Write out the data below exactly as given, without any of its pictures.

--- START OF Extracted entries ---

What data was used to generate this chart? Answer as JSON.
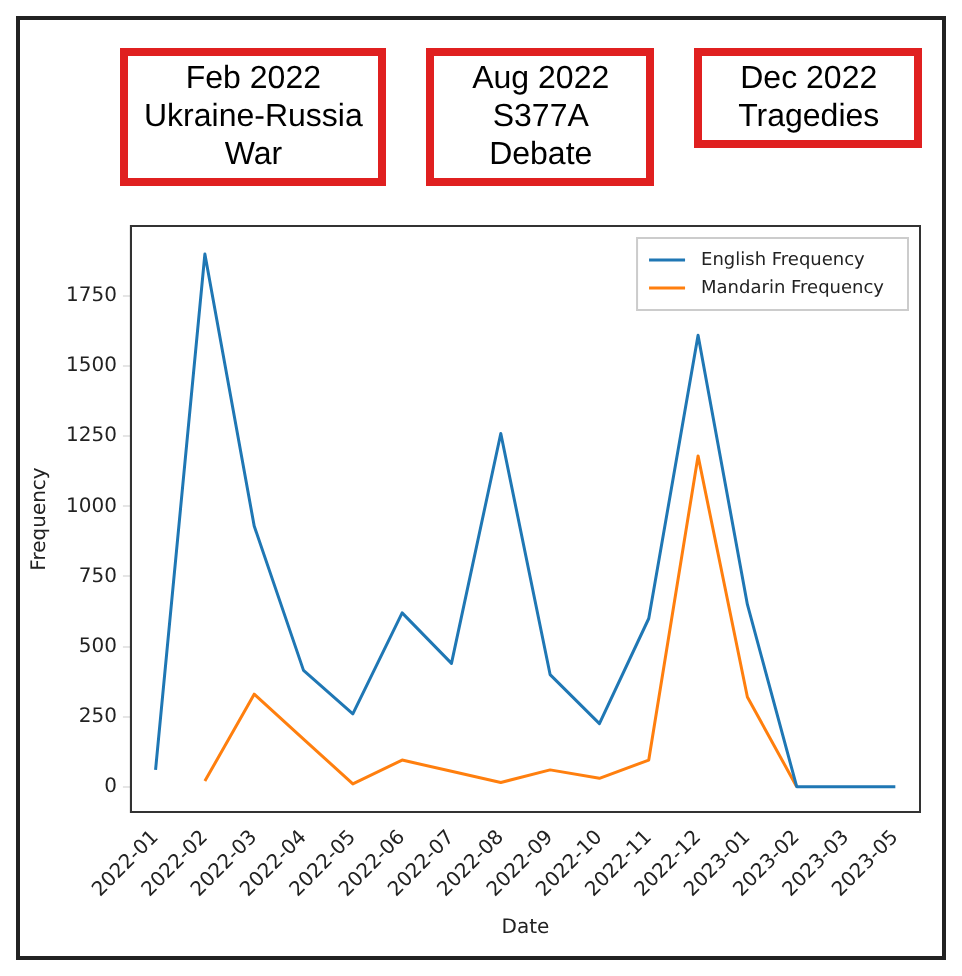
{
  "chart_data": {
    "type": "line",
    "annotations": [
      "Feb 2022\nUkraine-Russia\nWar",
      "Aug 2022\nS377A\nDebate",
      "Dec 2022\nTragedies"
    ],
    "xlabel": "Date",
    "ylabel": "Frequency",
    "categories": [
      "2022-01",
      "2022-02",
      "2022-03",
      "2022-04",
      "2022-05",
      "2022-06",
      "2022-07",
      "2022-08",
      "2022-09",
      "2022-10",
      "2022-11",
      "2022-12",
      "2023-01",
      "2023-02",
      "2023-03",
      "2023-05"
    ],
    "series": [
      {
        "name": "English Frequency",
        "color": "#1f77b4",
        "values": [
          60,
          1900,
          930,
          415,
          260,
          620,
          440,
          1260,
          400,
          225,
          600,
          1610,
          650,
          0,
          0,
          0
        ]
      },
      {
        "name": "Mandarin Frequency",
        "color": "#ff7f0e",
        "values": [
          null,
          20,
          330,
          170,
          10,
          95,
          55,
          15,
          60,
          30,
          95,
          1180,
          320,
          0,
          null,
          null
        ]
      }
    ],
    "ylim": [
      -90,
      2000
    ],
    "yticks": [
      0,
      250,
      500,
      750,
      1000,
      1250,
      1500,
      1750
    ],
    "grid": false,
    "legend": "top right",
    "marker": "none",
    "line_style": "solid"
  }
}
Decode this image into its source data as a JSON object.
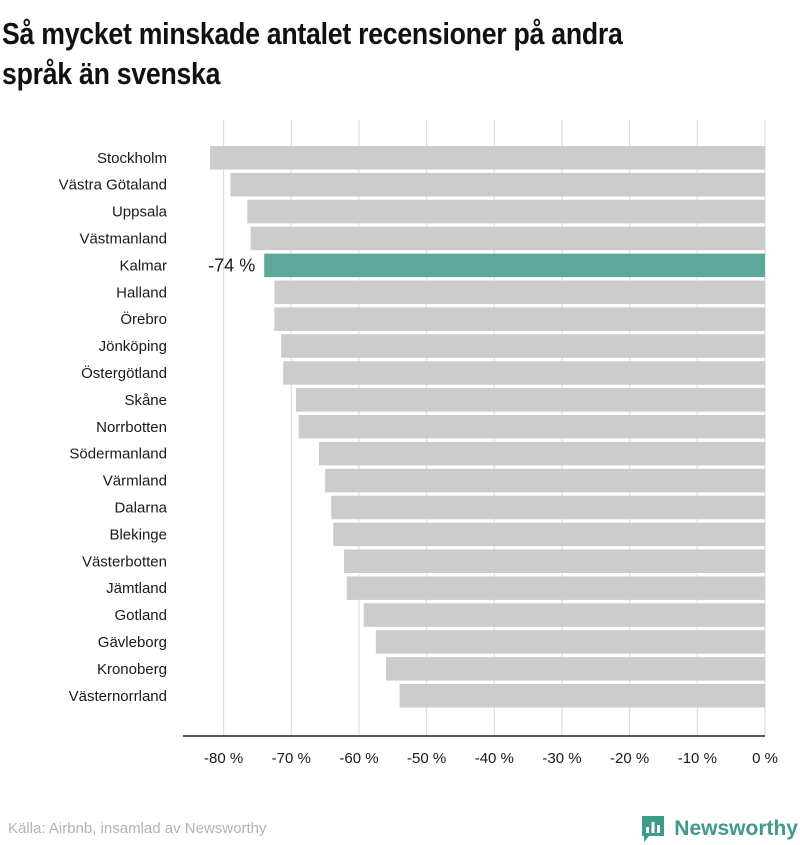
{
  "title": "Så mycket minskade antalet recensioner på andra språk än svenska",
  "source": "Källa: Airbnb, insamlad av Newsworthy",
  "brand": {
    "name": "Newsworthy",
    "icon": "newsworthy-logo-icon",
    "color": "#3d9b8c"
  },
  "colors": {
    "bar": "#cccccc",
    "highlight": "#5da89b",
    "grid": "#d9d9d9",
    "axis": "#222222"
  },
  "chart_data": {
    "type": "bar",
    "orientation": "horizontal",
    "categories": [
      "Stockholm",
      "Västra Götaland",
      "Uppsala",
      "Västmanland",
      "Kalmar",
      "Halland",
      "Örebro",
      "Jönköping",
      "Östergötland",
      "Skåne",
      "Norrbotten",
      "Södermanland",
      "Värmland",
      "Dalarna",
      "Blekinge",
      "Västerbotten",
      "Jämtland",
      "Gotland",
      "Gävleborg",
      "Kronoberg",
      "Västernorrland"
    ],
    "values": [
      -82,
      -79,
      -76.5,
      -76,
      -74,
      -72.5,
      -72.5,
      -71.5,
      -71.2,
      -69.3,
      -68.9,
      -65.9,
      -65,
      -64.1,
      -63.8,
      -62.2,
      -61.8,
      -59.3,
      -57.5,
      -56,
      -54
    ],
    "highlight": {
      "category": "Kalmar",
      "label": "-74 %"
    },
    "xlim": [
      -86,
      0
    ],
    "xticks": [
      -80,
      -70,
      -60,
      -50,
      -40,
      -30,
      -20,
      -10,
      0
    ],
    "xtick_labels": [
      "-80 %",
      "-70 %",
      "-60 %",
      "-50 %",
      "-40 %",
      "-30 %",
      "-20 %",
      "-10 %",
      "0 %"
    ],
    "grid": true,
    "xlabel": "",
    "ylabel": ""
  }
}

--- END OF Extracted entries ---

● Problem solution
What data was used to generate this chart? Answer as JSON.
{
  "chart_data": {
    "type": "line",
    "annotations": [
      "Feb 2022\nUkraine-Russia\nWar",
      "Aug 2022\nS377A\nDebate",
      "Dec 2022\nTragedies"
    ],
    "xlabel": "Date",
    "ylabel": "Frequency",
    "categories": [
      "2022-01",
      "2022-02",
      "2022-03",
      "2022-04",
      "2022-05",
      "2022-06",
      "2022-07",
      "2022-08",
      "2022-09",
      "2022-10",
      "2022-11",
      "2022-12",
      "2023-01",
      "2023-02",
      "2023-03",
      "2023-05"
    ],
    "series": [
      {
        "name": "English Frequency",
        "color": "#1f77b4",
        "values": [
          60,
          1900,
          930,
          415,
          260,
          620,
          440,
          1260,
          400,
          225,
          600,
          1610,
          650,
          0,
          0,
          0
        ]
      },
      {
        "name": "Mandarin Frequency",
        "color": "#ff7f0e",
        "values": [
          null,
          20,
          330,
          170,
          10,
          95,
          55,
          15,
          60,
          30,
          95,
          1180,
          320,
          0,
          null,
          null
        ]
      }
    ],
    "ylim": [
      -90,
      2000
    ],
    "yticks": [
      0,
      250,
      500,
      750,
      1000,
      1250,
      1500,
      1750
    ],
    "grid": false,
    "legend": "top right",
    "marker": "none",
    "line_style": "solid"
  }
}
Decode this image into its source data as a JSON object.
{
  "title": "Så mycket minskade antalet recensioner på andra språk än svenska",
  "source": "Källa: Airbnb, insamlad av Newsworthy",
  "brand": {
    "name": "Newsworthy",
    "icon": "newsworthy-logo-icon",
    "color": "#3d9b8c"
  },
  "colors": {
    "bar": "#cccccc",
    "highlight": "#5da89b",
    "grid": "#d9d9d9",
    "axis": "#222222"
  },
  "chart_data": {
    "type": "bar",
    "orientation": "horizontal",
    "categories": [
      "Stockholm",
      "Västra Götaland",
      "Uppsala",
      "Västmanland",
      "Kalmar",
      "Halland",
      "Örebro",
      "Jönköping",
      "Östergötland",
      "Skåne",
      "Norrbotten",
      "Södermanland",
      "Värmland",
      "Dalarna",
      "Blekinge",
      "Västerbotten",
      "Jämtland",
      "Gotland",
      "Gävleborg",
      "Kronoberg",
      "Västernorrland"
    ],
    "values": [
      -82,
      -79,
      -76.5,
      -76,
      -74,
      -72.5,
      -72.5,
      -71.5,
      -71.2,
      -69.3,
      -68.9,
      -65.9,
      -65,
      -64.1,
      -63.8,
      -62.2,
      -61.8,
      -59.3,
      -57.5,
      -56,
      -54
    ],
    "highlight": {
      "category": "Kalmar",
      "label": "-74 %"
    },
    "xlim": [
      -86,
      0
    ],
    "xticks": [
      -80,
      -70,
      -60,
      -50,
      -40,
      -30,
      -20,
      -10,
      0
    ],
    "xtick_labels": [
      "-80 %",
      "-70 %",
      "-60 %",
      "-50 %",
      "-40 %",
      "-30 %",
      "-20 %",
      "-10 %",
      "0 %"
    ],
    "grid": true,
    "xlabel": "",
    "ylabel": ""
  }
}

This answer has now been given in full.